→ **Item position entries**
───
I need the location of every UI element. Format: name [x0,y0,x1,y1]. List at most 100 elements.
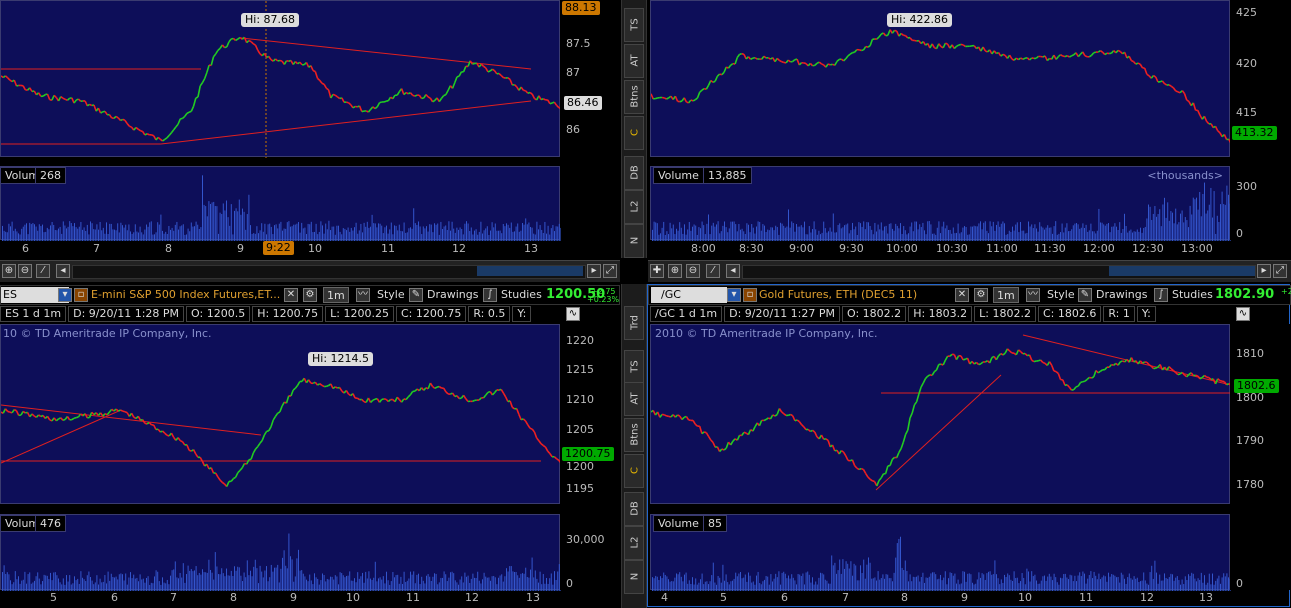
side-button-trd[interactable]: Trd [624,306,644,340]
scroll-left-icon[interactable]: ◂ [726,264,740,278]
period-button[interactable]: 1m [993,287,1019,303]
price-plot[interactable]: Hi: 422.86 [650,0,1232,157]
side-button-c[interactable]: C [624,454,644,488]
drawings-icon[interactable]: ✎ [1078,288,1092,302]
volume-bar [274,567,275,591]
expand-icon[interactable]: ⤢ [1273,264,1287,278]
price-bar [263,430,268,436]
scrollbar-thumb[interactable] [1109,266,1255,276]
expand-icon[interactable]: ⤢ [603,264,617,278]
volume-bar [850,561,852,591]
volume-bar [245,577,247,591]
scroll-right-icon[interactable]: ▸ [587,264,601,278]
volume-bar [214,552,216,591]
side-button-l2[interactable]: L2 [624,526,644,560]
volume-bar [22,226,24,241]
volume-axis: 300 0 [1230,166,1291,240]
side-button-at[interactable]: AT [624,382,644,416]
chart-type-icon[interactable]: ∿ [566,307,580,321]
volume-bar [51,221,53,241]
symbol-dropdown-icon[interactable]: ▾ [727,288,741,302]
settings-icon[interactable]: ⚙ [303,288,317,302]
price-tick: 425 [1236,6,1257,19]
studies-icon[interactable]: ∫ [1154,288,1168,302]
drawings-menu[interactable]: Drawings [427,286,478,304]
price-bar [106,411,111,416]
price-bar [531,93,536,99]
studies-icon[interactable]: ∫ [483,288,497,302]
volume-bar [176,577,178,591]
price-plot[interactable]: Hi: 87.68 [0,0,562,158]
price-bar [1097,370,1101,374]
volume-plot[interactable]: Volume 476 [0,514,562,591]
drawings-menu[interactable]: Drawings [1096,286,1147,304]
tools-icon[interactable]: ✕ [284,288,298,302]
volume-bar [932,572,933,591]
style-menu[interactable]: Style [1047,286,1075,304]
style-menu[interactable]: Style [377,286,405,304]
volume-bar [560,227,562,241]
side-button-l2[interactable]: L2 [624,190,644,224]
volume-bar [365,571,367,591]
tools-icon[interactable]: ✕ [955,288,969,302]
style-icon[interactable]: 〰 [356,288,370,302]
scrollbar-thumb[interactable] [477,266,583,276]
volume-bar [363,222,365,241]
period-button[interactable]: 1m [323,287,349,303]
link-icon[interactable]: ▫ [743,288,757,302]
info-range: R: 1 [1103,306,1135,322]
volume-bar [1013,571,1015,591]
volume-bar [120,573,122,591]
chart-scrollbar[interactable] [742,265,1256,279]
price-plot[interactable]: 10 © TD Ameritrade IP Company, Inc. Hi: … [0,324,562,504]
volume-bar [888,223,890,241]
studies-menu[interactable]: Studies [501,286,542,304]
pencil-icon[interactable]: ⁄ [706,264,720,278]
drawings-icon[interactable]: ✎ [409,288,423,302]
side-button-btns[interactable]: Btns [624,418,644,452]
volume-bar [218,574,219,591]
price-bar [683,97,688,103]
volume-bar [360,576,362,591]
volume-bar [965,226,967,241]
chart-scrollbar[interactable] [72,265,586,279]
side-button-n[interactable]: N [624,224,644,258]
zoom-in-icon[interactable]: ⊕ [2,264,16,278]
pencil-icon[interactable]: ⁄ [36,264,50,278]
volume-bar [422,226,424,241]
chart-type-icon[interactable]: ∿ [1236,307,1250,321]
side-button-ts[interactable]: TS [624,350,644,384]
side-button-db[interactable]: DB [624,156,644,190]
link-icon[interactable]: ▫ [74,288,88,302]
side-button-ts[interactable]: TS [624,8,644,42]
volume-bar [1111,573,1113,591]
style-icon[interactable]: 〰 [1026,288,1040,302]
time-tick: 12 [452,242,466,255]
symbol-dropdown-icon[interactable]: ▾ [58,288,72,302]
price-bar [117,117,122,121]
zoom-out-icon[interactable]: ⊖ [18,264,32,278]
price-bar [120,118,124,122]
price-plot[interactable]: 2010 © TD Ameritrade IP Company, Inc. [650,324,1232,504]
side-button-at[interactable]: AT [624,44,644,78]
price-bar [361,398,365,403]
volume-bar [679,572,681,591]
symbol-field[interactable]: /GC [651,287,727,303]
volume-plot[interactable]: Volume 13,885 <thousands> [650,166,1231,241]
studies-menu[interactable]: Studies [1172,286,1213,304]
price-bar [698,425,703,434]
side-button-db[interactable]: DB [624,492,644,526]
crosshair-icon[interactable]: ✚ [650,264,664,278]
scroll-right-icon[interactable]: ▸ [1257,264,1271,278]
settings-icon[interactable]: ⚙ [974,288,988,302]
time-tick: 9 [961,591,968,604]
side-button-c[interactable]: C [624,116,644,150]
volume-plot[interactable]: Volume 268 [0,166,562,241]
zoom-in-icon[interactable]: ⊕ [668,264,682,278]
side-button-n[interactable]: N [624,560,644,594]
volume-plot[interactable]: Volume 85 [650,514,1231,591]
side-button-btns[interactable]: Btns [624,80,644,114]
zoom-out-icon[interactable]: ⊖ [686,264,700,278]
scroll-left-icon[interactable]: ◂ [56,264,70,278]
price-bar [1168,366,1172,370]
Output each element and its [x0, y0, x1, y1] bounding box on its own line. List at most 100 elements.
───
→ **OBJECTIVE**
Reproduce every line of the records above, replacing each occurrence of "price-bar" with "price-candle" and leaving everything else unchanged. Omit the pictures from your output.

→ **EXPECTED ANSWER**
I need the location of every UI element. Format: name [x0,y0,x1,y1]. List at most 100 elements.
side-button-trd[interactable]: Trd [624,306,644,340]
scroll-left-icon[interactable]: ◂ [726,264,740,278]
period-button[interactable]: 1m [993,287,1019,303]
price-plot[interactable]: Hi: 422.86 [650,0,1232,157]
side-button-c[interactable]: C [624,454,644,488]
drawings-icon[interactable]: ✎ [1078,288,1092,302]
volume-bar [274,567,275,591]
expand-icon[interactable]: ⤢ [1273,264,1287,278]
price-candle [263,430,268,436]
scrollbar-thumb[interactable] [1109,266,1255,276]
expand-icon[interactable]: ⤢ [603,264,617,278]
volume-bar [850,561,852,591]
volume-bar [245,577,247,591]
scroll-right-icon[interactable]: ▸ [587,264,601,278]
volume-bar [214,552,216,591]
side-button-l2[interactable]: L2 [624,526,644,560]
volume-bar [22,226,24,241]
volume-axis: 300 0 [1230,166,1291,240]
side-button-at[interactable]: AT [624,382,644,416]
chart-type-icon[interactable]: ∿ [566,307,580,321]
volume-bar [51,221,53,241]
symbol-dropdown-icon[interactable]: ▾ [727,288,741,302]
settings-icon[interactable]: ⚙ [303,288,317,302]
price-tick: 425 [1236,6,1257,19]
studies-icon[interactable]: ∫ [1154,288,1168,302]
drawings-menu[interactable]: Drawings [427,286,478,304]
price-candle [106,411,111,416]
price-candle [531,93,536,99]
studies-icon[interactable]: ∫ [483,288,497,302]
volume-bar [176,577,178,591]
price-plot[interactable]: Hi: 87.68 [0,0,562,158]
price-candle [1097,370,1101,374]
volume-plot[interactable]: Volume 476 [0,514,562,591]
drawings-menu[interactable]: Drawings [1096,286,1147,304]
tools-icon[interactable]: ✕ [284,288,298,302]
volume-bar [932,572,933,591]
style-menu[interactable]: Style [1047,286,1075,304]
style-menu[interactable]: Style [377,286,405,304]
volume-bar [560,227,562,241]
side-button-l2[interactable]: L2 [624,190,644,224]
volume-bar [365,571,367,591]
tools-icon[interactable]: ✕ [955,288,969,302]
style-icon[interactable]: 〰 [356,288,370,302]
scrollbar-thumb[interactable] [477,266,583,276]
volume-bar [363,222,365,241]
period-button[interactable]: 1m [323,287,349,303]
link-icon[interactable]: ▫ [743,288,757,302]
info-range: R: 1 [1103,306,1135,322]
volume-bar [1013,571,1015,591]
volume-bar [120,573,122,591]
chart-scrollbar[interactable] [742,265,1256,279]
price-plot[interactable]: 10 © TD Ameritrade IP Company, Inc. Hi: … [0,324,562,504]
volume-bar [888,223,890,241]
studies-menu[interactable]: Studies [501,286,542,304]
pencil-icon[interactable]: ⁄ [706,264,720,278]
drawings-icon[interactable]: ✎ [409,288,423,302]
side-button-btns[interactable]: Btns [624,418,644,452]
volume-bar [218,574,219,591]
price-candle [683,97,688,103]
volume-bar [360,576,362,591]
volume-bar [965,226,967,241]
chart-scrollbar[interactable] [72,265,586,279]
side-button-n[interactable]: N [624,224,644,258]
zoom-in-icon[interactable]: ⊕ [2,264,16,278]
pencil-icon[interactable]: ⁄ [36,264,50,278]
volume-bar [422,226,424,241]
chart-type-icon[interactable]: ∿ [1236,307,1250,321]
side-button-ts[interactable]: TS [624,350,644,384]
side-button-db[interactable]: DB [624,156,644,190]
link-icon[interactable]: ▫ [74,288,88,302]
side-button-ts[interactable]: TS [624,8,644,42]
volume-bar [1111,573,1113,591]
style-icon[interactable]: 〰 [1026,288,1040,302]
time-tick: 12 [452,242,466,255]
symbol-dropdown-icon[interactable]: ▾ [58,288,72,302]
price-candle [117,117,122,121]
zoom-out-icon[interactable]: ⊖ [18,264,32,278]
price-candle [120,118,124,122]
price-plot[interactable]: 2010 © TD Ameritrade IP Company, Inc. [650,324,1232,504]
side-button-at[interactable]: AT [624,44,644,78]
price-candle [361,398,365,403]
volume-bar [679,572,681,591]
symbol-field[interactable]: /GC [651,287,727,303]
volume-plot[interactable]: Volume 13,885 <thousands> [650,166,1231,241]
studies-menu[interactable]: Studies [1172,286,1213,304]
price-candle [698,425,703,434]
side-button-db[interactable]: DB [624,492,644,526]
crosshair-icon[interactable]: ✚ [650,264,664,278]
scroll-right-icon[interactable]: ▸ [1257,264,1271,278]
settings-icon[interactable]: ⚙ [974,288,988,302]
time-tick: 9 [961,591,968,604]
side-button-c[interactable]: C [624,116,644,150]
volume-plot[interactable]: Volume 268 [0,166,562,241]
zoom-in-icon[interactable]: ⊕ [668,264,682,278]
side-button-n[interactable]: N [624,560,644,594]
volume-plot[interactable]: Volume 85 [650,514,1231,591]
side-button-btns[interactable]: Btns [624,80,644,114]
zoom-out-icon[interactable]: ⊖ [686,264,700,278]
scroll-left-icon[interactable]: ◂ [56,264,70,278]
price-candle [1168,366,1172,370]
Output each element and its [x0, y0, x1, y1] bounding box on its own line. List at most 100 elements.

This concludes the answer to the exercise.